## Data entries:
>> begin

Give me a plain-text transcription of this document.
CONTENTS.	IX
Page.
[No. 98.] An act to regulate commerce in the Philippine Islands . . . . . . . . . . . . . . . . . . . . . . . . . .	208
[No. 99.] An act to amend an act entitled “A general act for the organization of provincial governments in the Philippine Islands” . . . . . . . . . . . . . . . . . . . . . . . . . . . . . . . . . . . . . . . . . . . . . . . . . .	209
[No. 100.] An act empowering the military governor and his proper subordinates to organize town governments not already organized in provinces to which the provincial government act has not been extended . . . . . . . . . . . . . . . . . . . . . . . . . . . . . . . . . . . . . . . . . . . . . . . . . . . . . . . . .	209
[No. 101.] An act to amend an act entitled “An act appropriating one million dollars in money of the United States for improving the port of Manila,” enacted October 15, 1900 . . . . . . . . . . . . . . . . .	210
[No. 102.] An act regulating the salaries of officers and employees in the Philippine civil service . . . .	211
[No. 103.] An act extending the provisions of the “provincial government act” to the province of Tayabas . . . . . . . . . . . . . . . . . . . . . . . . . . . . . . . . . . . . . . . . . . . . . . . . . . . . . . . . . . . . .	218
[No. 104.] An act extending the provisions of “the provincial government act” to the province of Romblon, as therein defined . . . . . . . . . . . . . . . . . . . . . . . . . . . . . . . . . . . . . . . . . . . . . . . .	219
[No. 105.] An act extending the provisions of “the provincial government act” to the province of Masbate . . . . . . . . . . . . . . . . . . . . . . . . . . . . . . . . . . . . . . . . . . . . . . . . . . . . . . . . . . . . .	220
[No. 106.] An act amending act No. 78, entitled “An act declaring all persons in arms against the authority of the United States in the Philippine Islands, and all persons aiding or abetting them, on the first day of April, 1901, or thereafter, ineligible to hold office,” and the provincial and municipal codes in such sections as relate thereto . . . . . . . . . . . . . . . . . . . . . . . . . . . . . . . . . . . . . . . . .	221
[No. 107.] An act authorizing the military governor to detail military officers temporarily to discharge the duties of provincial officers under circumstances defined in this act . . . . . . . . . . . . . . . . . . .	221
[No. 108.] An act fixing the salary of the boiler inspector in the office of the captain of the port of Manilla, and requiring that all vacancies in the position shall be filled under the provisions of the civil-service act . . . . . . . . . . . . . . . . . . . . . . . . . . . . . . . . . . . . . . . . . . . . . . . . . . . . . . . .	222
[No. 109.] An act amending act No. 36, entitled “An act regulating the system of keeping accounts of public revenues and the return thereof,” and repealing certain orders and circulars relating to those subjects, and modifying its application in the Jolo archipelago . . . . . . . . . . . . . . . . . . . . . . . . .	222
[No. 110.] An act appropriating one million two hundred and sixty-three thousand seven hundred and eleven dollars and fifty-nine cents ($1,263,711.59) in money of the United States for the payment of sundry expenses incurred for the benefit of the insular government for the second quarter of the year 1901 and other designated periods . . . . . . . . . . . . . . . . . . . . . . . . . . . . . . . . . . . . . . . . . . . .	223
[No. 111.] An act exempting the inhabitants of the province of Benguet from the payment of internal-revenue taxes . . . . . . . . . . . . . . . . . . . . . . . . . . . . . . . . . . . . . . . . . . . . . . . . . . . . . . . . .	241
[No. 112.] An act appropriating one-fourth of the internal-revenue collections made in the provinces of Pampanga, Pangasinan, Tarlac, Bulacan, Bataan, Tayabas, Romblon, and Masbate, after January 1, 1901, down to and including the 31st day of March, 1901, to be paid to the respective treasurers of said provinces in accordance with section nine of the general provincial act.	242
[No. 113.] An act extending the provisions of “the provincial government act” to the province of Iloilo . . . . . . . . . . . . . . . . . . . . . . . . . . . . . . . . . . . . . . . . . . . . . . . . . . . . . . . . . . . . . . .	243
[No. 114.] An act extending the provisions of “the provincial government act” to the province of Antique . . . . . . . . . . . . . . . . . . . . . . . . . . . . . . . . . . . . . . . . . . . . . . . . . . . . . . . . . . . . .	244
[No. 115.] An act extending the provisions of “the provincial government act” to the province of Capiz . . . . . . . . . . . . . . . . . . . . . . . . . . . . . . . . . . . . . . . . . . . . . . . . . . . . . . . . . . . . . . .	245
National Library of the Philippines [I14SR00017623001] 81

>> end

## Exercise instructions:
Count every line of the material above that holds the string "this", then state only the total.

## Exercise answer:
2